### Task statement
Scan the records for the word "this". Copy each line that includes it.

### Listed records
···

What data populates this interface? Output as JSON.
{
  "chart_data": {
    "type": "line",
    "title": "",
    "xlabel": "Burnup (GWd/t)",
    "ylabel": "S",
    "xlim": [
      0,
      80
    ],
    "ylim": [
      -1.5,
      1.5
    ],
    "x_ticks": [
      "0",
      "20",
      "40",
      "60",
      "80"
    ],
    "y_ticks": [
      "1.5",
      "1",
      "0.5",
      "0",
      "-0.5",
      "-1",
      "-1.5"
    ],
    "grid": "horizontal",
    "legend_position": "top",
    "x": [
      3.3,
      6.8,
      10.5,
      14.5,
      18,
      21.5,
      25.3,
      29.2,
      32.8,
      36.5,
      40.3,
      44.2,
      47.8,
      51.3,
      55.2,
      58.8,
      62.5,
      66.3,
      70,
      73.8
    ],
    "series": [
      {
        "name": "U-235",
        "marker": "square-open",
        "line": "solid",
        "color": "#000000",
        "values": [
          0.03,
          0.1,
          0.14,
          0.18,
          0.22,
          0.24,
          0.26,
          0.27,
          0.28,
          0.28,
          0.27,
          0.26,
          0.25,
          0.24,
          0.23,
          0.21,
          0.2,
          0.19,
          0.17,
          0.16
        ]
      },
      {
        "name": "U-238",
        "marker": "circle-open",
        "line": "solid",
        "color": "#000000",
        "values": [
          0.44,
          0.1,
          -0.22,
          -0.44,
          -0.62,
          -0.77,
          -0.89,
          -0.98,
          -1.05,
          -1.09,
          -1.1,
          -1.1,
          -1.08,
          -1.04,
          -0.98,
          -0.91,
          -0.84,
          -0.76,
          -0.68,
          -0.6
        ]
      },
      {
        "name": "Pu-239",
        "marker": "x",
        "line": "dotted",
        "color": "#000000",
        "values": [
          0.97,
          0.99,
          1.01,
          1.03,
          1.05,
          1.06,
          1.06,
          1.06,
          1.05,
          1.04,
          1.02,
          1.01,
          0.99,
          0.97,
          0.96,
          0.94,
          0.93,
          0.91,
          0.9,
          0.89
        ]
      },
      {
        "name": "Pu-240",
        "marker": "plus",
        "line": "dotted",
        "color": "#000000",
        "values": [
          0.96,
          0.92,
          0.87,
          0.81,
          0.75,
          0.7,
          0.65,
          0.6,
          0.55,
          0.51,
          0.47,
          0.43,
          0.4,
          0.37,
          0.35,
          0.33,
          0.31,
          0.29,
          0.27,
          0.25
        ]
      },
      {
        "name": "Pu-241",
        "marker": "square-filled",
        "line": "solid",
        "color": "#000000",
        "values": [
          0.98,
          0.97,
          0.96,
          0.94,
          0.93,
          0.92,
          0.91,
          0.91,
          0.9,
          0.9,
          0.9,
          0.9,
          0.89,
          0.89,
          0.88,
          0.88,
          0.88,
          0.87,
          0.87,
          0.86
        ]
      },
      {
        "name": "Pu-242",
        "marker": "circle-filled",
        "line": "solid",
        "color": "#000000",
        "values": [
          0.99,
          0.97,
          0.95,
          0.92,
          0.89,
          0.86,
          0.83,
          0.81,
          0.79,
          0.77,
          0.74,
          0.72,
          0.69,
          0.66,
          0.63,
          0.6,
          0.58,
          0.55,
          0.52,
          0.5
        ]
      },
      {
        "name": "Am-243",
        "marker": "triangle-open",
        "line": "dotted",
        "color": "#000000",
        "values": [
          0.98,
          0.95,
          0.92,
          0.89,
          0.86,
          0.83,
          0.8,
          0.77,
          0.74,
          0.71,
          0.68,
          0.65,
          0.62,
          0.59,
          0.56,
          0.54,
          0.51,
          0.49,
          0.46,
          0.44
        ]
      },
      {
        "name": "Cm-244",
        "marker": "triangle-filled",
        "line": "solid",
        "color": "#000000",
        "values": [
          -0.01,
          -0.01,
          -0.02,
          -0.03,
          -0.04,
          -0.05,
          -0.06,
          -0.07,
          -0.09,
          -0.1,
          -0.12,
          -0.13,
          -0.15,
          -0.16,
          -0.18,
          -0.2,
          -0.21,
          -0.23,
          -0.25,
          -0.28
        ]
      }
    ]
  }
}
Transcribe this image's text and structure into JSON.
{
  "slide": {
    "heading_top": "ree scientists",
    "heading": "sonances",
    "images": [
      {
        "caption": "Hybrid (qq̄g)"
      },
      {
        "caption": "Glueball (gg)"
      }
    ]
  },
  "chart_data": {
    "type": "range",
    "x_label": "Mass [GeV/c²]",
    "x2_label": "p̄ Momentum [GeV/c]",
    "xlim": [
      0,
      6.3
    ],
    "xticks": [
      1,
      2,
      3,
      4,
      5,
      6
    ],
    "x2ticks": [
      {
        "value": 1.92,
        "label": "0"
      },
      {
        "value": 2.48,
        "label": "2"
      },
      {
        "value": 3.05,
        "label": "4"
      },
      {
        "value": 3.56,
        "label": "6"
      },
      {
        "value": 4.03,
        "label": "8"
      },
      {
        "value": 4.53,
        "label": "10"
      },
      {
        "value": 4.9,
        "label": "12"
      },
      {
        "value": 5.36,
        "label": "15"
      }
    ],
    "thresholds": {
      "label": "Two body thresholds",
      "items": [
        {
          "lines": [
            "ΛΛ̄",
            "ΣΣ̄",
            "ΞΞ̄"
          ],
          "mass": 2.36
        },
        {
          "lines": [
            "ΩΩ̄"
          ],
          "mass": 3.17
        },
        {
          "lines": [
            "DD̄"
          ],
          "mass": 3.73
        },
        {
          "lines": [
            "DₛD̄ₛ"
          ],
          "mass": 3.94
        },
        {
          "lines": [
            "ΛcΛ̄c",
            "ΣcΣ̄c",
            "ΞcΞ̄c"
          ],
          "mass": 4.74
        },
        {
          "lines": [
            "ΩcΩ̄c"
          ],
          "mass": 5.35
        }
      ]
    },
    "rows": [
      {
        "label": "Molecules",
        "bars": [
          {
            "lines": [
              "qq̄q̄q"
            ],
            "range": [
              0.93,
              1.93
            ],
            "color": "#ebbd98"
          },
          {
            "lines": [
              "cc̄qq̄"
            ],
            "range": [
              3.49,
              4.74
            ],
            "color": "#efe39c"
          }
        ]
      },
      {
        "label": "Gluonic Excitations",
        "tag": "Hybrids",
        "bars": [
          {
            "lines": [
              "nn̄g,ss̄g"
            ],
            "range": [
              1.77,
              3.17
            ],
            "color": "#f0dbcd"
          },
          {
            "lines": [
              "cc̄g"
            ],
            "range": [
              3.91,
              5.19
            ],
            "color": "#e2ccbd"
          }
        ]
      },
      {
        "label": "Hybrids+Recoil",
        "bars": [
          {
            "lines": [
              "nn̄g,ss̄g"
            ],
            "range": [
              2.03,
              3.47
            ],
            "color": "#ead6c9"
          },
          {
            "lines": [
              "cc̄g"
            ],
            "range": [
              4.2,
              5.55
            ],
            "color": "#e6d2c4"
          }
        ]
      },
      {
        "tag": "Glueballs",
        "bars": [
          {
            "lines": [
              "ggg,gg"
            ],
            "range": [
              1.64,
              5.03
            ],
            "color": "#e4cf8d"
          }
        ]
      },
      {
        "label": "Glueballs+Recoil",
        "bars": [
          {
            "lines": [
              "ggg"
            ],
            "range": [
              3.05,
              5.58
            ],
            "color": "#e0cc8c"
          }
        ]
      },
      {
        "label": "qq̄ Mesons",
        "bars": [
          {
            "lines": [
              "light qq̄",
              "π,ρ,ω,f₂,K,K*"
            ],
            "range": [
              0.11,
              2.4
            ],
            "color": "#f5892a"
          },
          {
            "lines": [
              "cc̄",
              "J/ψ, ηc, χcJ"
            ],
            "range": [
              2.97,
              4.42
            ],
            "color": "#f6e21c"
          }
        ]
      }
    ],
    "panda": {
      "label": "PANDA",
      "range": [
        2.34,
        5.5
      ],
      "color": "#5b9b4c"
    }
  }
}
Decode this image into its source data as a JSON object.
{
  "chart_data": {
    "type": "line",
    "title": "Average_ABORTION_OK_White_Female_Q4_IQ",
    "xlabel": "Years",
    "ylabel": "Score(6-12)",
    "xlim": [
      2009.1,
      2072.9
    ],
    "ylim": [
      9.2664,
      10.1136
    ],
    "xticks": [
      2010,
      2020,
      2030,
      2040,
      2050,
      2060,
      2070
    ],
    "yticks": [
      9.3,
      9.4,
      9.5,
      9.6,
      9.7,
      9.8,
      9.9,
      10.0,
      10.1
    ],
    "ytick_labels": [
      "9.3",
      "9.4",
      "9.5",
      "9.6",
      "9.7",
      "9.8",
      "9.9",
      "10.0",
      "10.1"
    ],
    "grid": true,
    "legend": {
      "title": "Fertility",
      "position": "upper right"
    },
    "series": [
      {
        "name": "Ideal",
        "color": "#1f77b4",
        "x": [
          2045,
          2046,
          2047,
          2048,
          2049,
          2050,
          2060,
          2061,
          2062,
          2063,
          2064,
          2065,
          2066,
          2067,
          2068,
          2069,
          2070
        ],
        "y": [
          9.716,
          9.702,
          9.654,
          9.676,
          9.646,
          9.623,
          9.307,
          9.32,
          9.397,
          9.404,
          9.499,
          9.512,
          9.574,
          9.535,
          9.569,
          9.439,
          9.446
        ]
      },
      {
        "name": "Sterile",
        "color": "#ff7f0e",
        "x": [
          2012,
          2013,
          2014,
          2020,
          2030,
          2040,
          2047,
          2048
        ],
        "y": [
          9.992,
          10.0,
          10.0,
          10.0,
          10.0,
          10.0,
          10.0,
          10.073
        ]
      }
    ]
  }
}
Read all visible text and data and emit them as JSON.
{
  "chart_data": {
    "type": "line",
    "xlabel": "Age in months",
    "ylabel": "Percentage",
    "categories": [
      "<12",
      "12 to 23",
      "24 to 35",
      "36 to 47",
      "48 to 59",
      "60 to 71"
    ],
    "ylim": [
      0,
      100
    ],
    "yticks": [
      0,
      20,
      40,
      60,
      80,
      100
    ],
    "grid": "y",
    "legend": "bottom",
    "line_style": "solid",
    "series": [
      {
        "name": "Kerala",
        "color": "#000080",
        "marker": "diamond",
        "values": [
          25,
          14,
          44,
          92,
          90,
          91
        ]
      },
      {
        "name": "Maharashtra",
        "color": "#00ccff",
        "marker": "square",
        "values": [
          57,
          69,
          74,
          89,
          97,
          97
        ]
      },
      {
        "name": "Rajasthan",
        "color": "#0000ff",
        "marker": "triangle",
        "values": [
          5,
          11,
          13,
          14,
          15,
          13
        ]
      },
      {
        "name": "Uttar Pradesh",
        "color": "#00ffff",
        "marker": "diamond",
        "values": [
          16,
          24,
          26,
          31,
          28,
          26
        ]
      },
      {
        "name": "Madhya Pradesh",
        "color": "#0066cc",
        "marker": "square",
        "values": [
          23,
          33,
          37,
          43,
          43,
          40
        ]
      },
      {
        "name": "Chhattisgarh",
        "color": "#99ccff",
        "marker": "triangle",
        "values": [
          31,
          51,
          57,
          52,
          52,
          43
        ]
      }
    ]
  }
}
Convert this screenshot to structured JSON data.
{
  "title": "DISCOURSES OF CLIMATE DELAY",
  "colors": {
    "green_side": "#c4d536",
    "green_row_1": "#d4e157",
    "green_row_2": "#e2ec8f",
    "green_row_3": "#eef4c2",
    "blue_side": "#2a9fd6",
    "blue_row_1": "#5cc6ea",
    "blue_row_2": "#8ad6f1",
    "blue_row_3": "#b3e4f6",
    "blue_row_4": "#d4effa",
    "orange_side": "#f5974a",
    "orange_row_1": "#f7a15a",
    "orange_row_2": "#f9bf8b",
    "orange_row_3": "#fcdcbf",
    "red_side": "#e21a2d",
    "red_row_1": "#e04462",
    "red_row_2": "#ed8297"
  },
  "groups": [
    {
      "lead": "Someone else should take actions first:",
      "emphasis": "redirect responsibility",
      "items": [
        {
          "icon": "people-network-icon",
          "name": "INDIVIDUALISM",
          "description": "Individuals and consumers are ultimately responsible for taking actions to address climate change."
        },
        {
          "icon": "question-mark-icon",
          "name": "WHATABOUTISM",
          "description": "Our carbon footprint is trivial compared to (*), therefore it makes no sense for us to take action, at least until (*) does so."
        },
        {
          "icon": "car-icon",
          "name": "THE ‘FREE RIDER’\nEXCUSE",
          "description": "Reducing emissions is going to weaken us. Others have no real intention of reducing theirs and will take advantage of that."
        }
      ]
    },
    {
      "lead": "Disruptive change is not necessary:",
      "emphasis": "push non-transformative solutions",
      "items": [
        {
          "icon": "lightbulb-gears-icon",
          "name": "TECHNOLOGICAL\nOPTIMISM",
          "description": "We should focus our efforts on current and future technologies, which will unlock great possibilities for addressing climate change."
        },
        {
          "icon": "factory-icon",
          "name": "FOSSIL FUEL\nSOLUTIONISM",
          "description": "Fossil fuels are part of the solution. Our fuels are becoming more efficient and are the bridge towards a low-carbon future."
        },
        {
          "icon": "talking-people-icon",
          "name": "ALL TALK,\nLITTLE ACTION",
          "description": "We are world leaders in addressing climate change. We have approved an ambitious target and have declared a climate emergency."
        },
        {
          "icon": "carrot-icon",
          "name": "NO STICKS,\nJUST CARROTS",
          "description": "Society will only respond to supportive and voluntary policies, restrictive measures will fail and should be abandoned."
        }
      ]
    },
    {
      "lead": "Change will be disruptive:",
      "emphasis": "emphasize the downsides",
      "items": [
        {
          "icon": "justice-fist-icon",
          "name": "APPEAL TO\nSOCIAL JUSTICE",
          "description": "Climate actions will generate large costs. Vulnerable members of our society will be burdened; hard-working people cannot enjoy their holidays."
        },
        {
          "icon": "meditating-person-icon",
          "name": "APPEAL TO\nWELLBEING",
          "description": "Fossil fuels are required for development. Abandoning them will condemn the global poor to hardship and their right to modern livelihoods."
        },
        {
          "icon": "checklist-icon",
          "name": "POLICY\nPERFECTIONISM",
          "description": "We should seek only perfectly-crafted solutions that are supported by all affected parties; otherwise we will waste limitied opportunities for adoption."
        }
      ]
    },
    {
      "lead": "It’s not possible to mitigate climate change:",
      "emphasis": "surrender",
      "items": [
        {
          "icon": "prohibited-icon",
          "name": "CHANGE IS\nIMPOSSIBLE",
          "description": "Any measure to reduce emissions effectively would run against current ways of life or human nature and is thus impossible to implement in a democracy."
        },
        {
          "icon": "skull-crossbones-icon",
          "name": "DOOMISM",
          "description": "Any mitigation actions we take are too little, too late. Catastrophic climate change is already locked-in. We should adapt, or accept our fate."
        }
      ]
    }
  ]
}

···

### Exercise response
What data populates this interface? Output as JSON.
Transcribe this image's text and structure into JSON.
Decode this image into its source data as a JSON object.
Convert this screenshot to structured JSON data.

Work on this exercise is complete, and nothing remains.